▼

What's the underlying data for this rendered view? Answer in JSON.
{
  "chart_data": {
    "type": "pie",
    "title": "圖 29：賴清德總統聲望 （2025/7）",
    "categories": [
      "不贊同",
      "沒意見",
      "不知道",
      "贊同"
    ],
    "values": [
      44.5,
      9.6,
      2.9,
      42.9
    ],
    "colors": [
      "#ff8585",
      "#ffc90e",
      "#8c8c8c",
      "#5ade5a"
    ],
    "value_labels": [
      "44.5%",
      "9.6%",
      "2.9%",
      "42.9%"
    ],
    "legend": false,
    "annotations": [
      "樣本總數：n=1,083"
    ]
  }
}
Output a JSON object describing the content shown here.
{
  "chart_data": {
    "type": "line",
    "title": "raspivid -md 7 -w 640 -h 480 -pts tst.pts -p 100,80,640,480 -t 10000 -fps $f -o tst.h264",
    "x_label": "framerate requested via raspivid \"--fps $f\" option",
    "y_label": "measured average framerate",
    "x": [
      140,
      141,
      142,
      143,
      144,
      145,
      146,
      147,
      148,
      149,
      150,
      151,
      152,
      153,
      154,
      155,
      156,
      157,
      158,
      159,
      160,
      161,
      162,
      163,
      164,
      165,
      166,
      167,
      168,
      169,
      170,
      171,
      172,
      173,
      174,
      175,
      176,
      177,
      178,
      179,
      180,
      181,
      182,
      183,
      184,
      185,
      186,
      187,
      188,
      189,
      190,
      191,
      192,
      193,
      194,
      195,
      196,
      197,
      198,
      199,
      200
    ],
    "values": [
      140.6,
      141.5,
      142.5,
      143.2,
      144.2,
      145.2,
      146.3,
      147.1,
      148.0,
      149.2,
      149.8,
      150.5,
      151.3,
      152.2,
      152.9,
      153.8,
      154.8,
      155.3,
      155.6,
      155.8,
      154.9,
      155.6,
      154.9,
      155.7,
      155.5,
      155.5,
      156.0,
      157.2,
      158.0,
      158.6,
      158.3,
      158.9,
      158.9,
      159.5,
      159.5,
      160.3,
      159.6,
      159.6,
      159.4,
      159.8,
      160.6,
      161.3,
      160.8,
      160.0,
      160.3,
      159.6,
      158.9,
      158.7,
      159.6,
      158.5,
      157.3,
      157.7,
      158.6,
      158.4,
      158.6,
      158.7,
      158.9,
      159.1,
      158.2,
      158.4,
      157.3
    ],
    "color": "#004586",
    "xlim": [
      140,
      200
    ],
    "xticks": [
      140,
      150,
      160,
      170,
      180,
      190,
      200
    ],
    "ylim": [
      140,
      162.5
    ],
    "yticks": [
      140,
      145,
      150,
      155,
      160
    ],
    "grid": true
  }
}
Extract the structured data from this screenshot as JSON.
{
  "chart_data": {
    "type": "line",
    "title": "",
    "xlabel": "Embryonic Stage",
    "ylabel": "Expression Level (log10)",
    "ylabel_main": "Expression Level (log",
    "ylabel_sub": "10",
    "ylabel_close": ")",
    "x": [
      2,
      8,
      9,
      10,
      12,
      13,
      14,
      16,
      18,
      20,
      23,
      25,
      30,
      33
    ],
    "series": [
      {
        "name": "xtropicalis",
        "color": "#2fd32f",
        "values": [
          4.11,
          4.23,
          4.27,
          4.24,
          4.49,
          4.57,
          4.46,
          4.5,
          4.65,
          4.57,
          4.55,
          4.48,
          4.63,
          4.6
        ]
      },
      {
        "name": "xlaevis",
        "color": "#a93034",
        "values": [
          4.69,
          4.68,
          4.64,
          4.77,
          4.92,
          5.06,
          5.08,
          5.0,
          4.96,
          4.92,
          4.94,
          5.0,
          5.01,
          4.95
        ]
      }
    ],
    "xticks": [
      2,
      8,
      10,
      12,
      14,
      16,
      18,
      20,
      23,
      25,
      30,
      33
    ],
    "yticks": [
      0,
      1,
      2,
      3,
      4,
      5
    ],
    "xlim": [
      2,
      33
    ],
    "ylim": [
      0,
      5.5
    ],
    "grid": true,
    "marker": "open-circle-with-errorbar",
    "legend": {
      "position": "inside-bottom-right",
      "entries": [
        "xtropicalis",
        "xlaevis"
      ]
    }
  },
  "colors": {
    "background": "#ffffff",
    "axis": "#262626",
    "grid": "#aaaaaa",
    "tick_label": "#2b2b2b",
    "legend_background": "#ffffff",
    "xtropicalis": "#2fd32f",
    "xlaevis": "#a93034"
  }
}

▲

Restate the records, all of them, precisely as written.

What's the underlying data for this rendered view? Answer in JSON.
{
  "chart_data": {
    "type": "pie",
    "title": "圖 29：賴清德總統聲望 （2025/7）",
    "categories": [
      "不贊同",
      "沒意見",
      "不知道",
      "贊同"
    ],
    "values": [
      44.5,
      9.6,
      2.9,
      42.9
    ],
    "colors": [
      "#ff8585",
      "#ffc90e",
      "#8c8c8c",
      "#5ade5a"
    ],
    "value_labels": [
      "44.5%",
      "9.6%",
      "2.9%",
      "42.9%"
    ],
    "legend": false,
    "annotations": [
      "樣本總數：n=1,083"
    ]
  }
}
Output a JSON object describing the content shown here.
{
  "chart_data": {
    "type": "line",
    "title": "raspivid -md 7 -w 640 -h 480 -pts tst.pts -p 100,80,640,480 -t 10000 -fps $f -o tst.h264",
    "x_label": "framerate requested via raspivid \"--fps $f\" option",
    "y_label": "measured average framerate",
    "x": [
      140,
      141,
      142,
      143,
      144,
      145,
      146,
      147,
      148,
      149,
      150,
      151,
      152,
      153,
      154,
      155,
      156,
      157,
      158,
      159,
      160,
      161,
      162,
      163,
      164,
      165,
      166,
      167,
      168,
      169,
      170,
      171,
      172,
      173,
      174,
      175,
      176,
      177,
      178,
      179,
      180,
      181,
      182,
      183,
      184,
      185,
      186,
      187,
      188,
      189,
      190,
      191,
      192,
      193,
      194,
      195,
      196,
      197,
      198,
      199,
      200
    ],
    "values": [
      140.6,
      141.5,
      142.5,
      143.2,
      144.2,
      145.2,
      146.3,
      147.1,
      148.0,
      149.2,
      149.8,
      150.5,
      151.3,
      152.2,
      152.9,
      153.8,
      154.8,
      155.3,
      155.6,
      155.8,
      154.9,
      155.6,
      154.9,
      155.7,
      155.5,
      155.5,
      156.0,
      157.2,
      158.0,
      158.6,
      158.3,
      158.9,
      158.9,
      159.5,
      159.5,
      160.3,
      159.6,
      159.6,
      159.4,
      159.8,
      160.6,
      161.3,
      160.8,
      160.0,
      160.3,
      159.6,
      158.9,
      158.7,
      159.6,
      158.5,
      157.3,
      157.7,
      158.6,
      158.4,
      158.6,
      158.7,
      158.9,
      159.1,
      158.2,
      158.4,
      157.3
    ],
    "color": "#004586",
    "xlim": [
      140,
      200
    ],
    "xticks": [
      140,
      150,
      160,
      170,
      180,
      190,
      200
    ],
    "ylim": [
      140,
      162.5
    ],
    "yticks": [
      140,
      145,
      150,
      155,
      160
    ],
    "grid": true
  }
}
Extract the structured data from this screenshot as JSON.
{
  "chart_data": {
    "type": "line",
    "title": "",
    "xlabel": "Embryonic Stage",
    "ylabel": "Expression Level (log10)",
    "ylabel_main": "Expression Level (log",
    "ylabel_sub": "10",
    "ylabel_close": ")",
    "x": [
      2,
      8,
      9,
      10,
      12,
      13,
      14,
      16,
      18,
      20,
      23,
      25,
      30,
      33
    ],
    "series": [
      {
        "name": "xtropicalis",
        "color": "#2fd32f",
        "values": [
          4.11,
          4.23,
          4.27,
          4.24,
          4.49,
          4.57,
          4.46,
          4.5,
          4.65,
          4.57,
          4.55,
          4.48,
          4.63,
          4.6
        ]
      },
      {
        "name": "xlaevis",
        "color": "#a93034",
        "values": [
          4.69,
          4.68,
          4.64,
          4.77,
          4.92,
          5.06,
          5.08,
          5.0,
          4.96,
          4.92,
          4.94,
          5.0,
          5.01,
          4.95
        ]
      }
    ],
    "xticks": [
      2,
      8,
      10,
      12,
      14,
      16,
      18,
      20,
      23,
      25,
      30,
      33
    ],
    "yticks": [
      0,
      1,
      2,
      3,
      4,
      5
    ],
    "xlim": [
      2,
      33
    ],
    "ylim": [
      0,
      5.5
    ],
    "grid": true,
    "marker": "open-circle-with-errorbar",
    "legend": {
      "position": "inside-bottom-right",
      "entries": [
        "xtropicalis",
        "xlaevis"
      ]
    }
  },
  "colors": {
    "background": "#ffffff",
    "axis": "#262626",
    "grid": "#aaaaaa",
    "tick_label": "#2b2b2b",
    "legend_background": "#ffffff",
    "xtropicalis": "#2fd32f",
    "xlaevis": "#a93034"
  }
}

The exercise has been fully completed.